====== DATA SHOWN

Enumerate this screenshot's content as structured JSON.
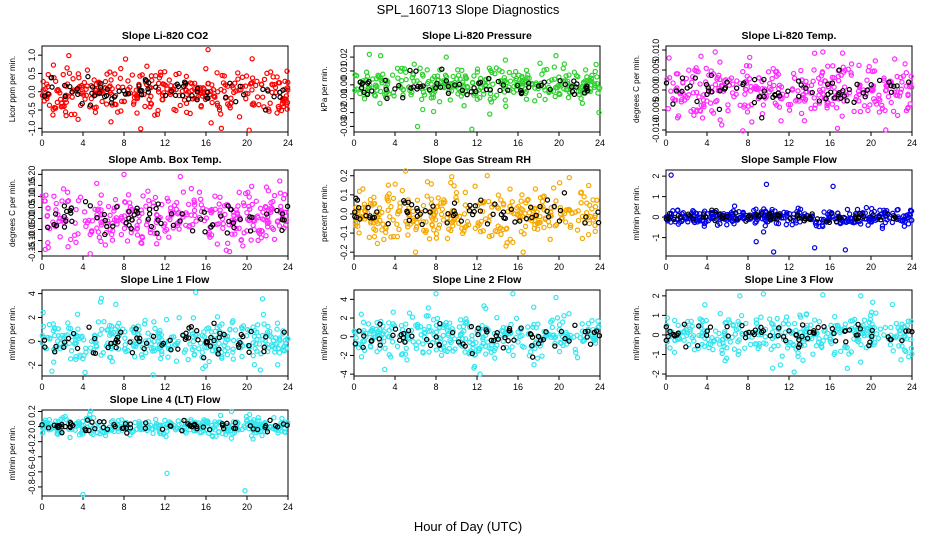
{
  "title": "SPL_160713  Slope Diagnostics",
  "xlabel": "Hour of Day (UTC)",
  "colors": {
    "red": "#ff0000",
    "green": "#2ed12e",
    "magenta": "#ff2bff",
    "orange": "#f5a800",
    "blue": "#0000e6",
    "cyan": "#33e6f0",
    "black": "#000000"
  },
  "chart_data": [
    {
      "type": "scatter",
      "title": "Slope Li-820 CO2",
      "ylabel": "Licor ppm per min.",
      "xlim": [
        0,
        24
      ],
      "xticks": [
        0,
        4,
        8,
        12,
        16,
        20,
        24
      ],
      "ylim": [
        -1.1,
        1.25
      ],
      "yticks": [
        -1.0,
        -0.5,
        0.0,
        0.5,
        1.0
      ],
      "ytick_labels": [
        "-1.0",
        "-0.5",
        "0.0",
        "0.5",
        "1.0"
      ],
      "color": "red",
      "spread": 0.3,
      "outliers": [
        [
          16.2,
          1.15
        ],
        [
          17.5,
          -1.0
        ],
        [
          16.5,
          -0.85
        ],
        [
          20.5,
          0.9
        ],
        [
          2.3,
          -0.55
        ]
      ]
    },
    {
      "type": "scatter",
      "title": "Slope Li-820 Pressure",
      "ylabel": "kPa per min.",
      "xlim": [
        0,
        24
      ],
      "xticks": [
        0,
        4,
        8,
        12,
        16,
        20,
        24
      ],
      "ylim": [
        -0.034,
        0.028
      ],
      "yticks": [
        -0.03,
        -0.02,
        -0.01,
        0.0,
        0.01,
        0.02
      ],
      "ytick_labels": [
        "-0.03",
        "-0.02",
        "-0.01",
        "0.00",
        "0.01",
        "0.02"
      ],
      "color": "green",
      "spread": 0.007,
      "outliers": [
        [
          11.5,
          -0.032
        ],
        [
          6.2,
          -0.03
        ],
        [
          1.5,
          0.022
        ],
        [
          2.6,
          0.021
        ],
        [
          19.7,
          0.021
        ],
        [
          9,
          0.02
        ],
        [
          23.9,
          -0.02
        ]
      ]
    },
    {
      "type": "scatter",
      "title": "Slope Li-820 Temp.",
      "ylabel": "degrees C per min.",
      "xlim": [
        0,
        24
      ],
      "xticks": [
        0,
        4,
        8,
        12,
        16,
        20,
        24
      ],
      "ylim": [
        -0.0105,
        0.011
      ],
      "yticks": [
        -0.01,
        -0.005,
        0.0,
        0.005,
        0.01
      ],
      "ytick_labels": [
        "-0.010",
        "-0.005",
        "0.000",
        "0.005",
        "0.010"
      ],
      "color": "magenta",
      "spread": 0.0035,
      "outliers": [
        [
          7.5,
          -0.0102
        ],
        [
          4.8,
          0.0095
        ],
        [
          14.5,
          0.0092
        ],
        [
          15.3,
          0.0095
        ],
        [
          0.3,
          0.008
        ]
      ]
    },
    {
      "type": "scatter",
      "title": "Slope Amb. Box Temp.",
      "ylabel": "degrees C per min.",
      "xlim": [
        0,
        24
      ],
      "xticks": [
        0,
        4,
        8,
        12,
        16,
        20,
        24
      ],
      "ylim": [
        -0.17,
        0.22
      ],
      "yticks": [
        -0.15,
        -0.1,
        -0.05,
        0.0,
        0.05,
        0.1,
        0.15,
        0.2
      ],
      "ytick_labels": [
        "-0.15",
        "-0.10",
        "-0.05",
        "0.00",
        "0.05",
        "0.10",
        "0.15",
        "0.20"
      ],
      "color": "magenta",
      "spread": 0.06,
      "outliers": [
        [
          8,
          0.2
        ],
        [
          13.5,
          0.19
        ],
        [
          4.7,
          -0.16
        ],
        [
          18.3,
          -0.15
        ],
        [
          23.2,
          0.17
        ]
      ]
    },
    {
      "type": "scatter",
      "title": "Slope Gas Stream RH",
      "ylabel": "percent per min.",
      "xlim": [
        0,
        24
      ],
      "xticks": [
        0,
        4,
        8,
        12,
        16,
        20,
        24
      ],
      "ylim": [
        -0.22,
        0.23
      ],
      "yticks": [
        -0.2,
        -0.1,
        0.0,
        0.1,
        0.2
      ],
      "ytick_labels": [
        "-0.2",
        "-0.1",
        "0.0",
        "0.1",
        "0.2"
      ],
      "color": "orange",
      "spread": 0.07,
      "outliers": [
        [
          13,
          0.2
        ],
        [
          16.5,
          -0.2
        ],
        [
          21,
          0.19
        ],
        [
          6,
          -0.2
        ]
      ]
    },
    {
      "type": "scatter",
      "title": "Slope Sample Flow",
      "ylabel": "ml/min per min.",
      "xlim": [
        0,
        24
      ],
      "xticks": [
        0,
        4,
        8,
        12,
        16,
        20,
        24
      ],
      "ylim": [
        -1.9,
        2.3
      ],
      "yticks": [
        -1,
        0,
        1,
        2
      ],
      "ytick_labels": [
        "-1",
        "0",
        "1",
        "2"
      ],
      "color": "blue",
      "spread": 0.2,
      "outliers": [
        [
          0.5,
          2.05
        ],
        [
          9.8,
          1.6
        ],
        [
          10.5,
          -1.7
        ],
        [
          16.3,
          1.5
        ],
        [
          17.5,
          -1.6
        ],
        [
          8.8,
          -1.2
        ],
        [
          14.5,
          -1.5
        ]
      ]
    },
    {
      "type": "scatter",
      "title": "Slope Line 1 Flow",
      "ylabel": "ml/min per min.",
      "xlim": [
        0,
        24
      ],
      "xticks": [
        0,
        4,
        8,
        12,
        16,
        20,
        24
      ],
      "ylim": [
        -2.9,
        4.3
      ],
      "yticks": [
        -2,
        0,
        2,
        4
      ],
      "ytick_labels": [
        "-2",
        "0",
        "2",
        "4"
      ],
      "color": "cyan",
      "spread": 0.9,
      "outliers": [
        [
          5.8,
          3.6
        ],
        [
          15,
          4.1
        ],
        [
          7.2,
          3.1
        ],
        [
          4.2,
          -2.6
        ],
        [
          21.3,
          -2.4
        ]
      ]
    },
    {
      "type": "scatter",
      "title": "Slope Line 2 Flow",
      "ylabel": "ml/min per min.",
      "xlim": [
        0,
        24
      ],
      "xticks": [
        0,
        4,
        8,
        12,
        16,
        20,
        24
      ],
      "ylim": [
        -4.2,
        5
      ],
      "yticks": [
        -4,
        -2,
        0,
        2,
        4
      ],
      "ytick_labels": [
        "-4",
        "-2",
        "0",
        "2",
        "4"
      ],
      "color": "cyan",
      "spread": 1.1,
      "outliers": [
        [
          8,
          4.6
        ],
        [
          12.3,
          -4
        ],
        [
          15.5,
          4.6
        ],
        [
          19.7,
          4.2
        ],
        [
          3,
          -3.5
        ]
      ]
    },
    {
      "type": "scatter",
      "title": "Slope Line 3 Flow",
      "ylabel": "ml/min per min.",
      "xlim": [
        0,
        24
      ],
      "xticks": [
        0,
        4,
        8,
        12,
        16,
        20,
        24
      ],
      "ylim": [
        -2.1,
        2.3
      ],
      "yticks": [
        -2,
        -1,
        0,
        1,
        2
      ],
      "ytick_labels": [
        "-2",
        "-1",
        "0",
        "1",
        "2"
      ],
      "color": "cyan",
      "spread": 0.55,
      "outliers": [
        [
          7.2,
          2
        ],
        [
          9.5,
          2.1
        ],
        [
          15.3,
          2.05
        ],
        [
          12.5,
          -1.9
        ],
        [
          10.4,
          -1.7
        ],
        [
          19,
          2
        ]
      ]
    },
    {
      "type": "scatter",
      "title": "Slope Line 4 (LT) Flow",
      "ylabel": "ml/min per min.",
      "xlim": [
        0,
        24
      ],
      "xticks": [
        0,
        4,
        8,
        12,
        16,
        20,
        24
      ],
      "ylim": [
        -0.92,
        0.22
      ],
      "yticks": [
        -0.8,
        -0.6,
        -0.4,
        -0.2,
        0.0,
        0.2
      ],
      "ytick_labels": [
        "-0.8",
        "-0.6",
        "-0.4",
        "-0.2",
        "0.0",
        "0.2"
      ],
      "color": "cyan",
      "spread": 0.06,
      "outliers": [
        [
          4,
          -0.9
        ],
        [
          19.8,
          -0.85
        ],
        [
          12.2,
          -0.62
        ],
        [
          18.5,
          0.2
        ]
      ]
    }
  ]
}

============
====== DATA SHOWN

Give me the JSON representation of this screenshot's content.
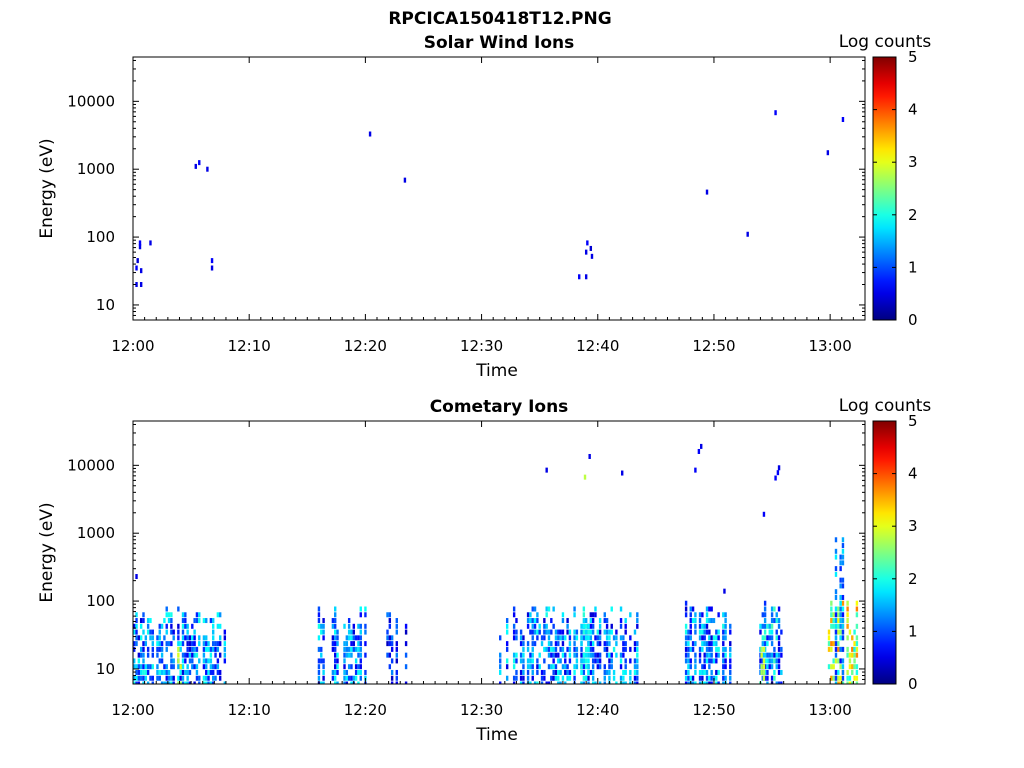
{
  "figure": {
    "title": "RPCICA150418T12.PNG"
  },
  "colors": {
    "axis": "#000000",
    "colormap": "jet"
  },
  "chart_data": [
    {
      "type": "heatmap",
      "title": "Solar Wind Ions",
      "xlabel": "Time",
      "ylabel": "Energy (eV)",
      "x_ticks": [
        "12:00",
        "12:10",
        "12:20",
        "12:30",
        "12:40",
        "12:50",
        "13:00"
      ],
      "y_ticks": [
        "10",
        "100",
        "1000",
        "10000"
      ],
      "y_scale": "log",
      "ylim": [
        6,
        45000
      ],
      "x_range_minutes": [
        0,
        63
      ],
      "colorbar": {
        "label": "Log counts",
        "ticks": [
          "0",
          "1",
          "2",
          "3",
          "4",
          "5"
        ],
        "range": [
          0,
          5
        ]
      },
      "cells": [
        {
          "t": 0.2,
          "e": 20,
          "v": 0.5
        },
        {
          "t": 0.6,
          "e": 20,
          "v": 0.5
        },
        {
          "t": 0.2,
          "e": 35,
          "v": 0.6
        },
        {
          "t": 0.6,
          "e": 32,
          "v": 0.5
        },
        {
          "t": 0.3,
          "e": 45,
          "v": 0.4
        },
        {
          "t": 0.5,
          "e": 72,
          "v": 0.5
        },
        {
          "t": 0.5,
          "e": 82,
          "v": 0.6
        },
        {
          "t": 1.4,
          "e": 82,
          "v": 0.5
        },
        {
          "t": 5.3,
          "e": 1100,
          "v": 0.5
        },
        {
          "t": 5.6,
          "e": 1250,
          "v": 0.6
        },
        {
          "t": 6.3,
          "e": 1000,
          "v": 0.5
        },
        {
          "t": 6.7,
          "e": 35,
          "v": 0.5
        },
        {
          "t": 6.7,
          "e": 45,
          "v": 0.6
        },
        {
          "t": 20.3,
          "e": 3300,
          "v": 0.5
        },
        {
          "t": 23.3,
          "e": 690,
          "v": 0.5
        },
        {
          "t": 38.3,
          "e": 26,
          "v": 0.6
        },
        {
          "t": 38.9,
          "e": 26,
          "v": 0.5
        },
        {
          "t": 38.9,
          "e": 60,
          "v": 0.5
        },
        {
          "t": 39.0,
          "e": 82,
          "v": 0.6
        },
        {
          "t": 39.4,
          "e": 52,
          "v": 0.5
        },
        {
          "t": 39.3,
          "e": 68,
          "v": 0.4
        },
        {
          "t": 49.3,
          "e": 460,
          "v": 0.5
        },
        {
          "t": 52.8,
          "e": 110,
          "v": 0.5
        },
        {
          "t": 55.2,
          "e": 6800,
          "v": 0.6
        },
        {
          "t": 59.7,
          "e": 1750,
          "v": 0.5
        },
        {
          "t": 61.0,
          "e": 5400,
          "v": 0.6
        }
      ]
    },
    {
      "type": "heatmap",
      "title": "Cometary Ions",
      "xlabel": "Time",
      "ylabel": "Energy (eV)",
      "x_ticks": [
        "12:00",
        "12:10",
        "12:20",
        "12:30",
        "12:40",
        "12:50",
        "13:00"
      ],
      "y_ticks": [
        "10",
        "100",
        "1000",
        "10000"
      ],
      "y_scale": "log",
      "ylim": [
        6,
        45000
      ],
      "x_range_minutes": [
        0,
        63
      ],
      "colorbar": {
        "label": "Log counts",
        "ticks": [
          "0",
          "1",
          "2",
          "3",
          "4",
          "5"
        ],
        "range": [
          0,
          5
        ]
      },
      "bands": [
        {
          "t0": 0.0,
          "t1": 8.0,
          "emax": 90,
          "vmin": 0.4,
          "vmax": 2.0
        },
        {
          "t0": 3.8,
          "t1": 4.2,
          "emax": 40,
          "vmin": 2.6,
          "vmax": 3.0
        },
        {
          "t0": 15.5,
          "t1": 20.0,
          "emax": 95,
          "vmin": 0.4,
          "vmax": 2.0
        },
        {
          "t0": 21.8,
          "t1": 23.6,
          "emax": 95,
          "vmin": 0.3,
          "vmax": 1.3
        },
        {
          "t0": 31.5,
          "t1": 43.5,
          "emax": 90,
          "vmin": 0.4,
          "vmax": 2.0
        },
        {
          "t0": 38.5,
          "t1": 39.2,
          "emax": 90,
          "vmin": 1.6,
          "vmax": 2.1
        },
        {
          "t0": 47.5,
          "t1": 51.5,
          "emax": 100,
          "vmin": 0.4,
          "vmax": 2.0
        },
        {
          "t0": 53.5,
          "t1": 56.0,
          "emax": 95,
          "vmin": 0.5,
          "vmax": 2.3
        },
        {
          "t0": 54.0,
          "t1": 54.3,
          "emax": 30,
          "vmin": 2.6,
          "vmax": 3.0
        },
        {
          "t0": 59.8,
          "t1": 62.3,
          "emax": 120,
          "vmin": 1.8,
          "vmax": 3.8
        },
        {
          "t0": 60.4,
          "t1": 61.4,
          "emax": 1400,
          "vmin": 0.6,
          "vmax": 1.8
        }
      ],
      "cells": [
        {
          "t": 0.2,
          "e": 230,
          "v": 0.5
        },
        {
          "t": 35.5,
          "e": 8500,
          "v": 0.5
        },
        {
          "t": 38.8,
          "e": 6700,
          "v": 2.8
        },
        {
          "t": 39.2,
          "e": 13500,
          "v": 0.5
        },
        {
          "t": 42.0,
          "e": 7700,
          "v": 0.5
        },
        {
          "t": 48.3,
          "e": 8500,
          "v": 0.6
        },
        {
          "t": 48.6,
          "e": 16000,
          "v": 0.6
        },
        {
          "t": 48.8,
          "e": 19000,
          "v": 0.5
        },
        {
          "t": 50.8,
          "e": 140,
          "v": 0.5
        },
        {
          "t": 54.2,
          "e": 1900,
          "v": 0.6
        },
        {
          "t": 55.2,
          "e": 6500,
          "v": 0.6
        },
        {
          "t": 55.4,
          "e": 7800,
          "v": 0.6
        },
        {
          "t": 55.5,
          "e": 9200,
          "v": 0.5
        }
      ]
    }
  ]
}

============

PROBLEM TO WORK ON
Select all lines with the word "this" from the entries above.

WRITTEN ANSWER
Enumerate this screenshot's content as structured JSON.
Give me the JSON representation of this screenshot's content.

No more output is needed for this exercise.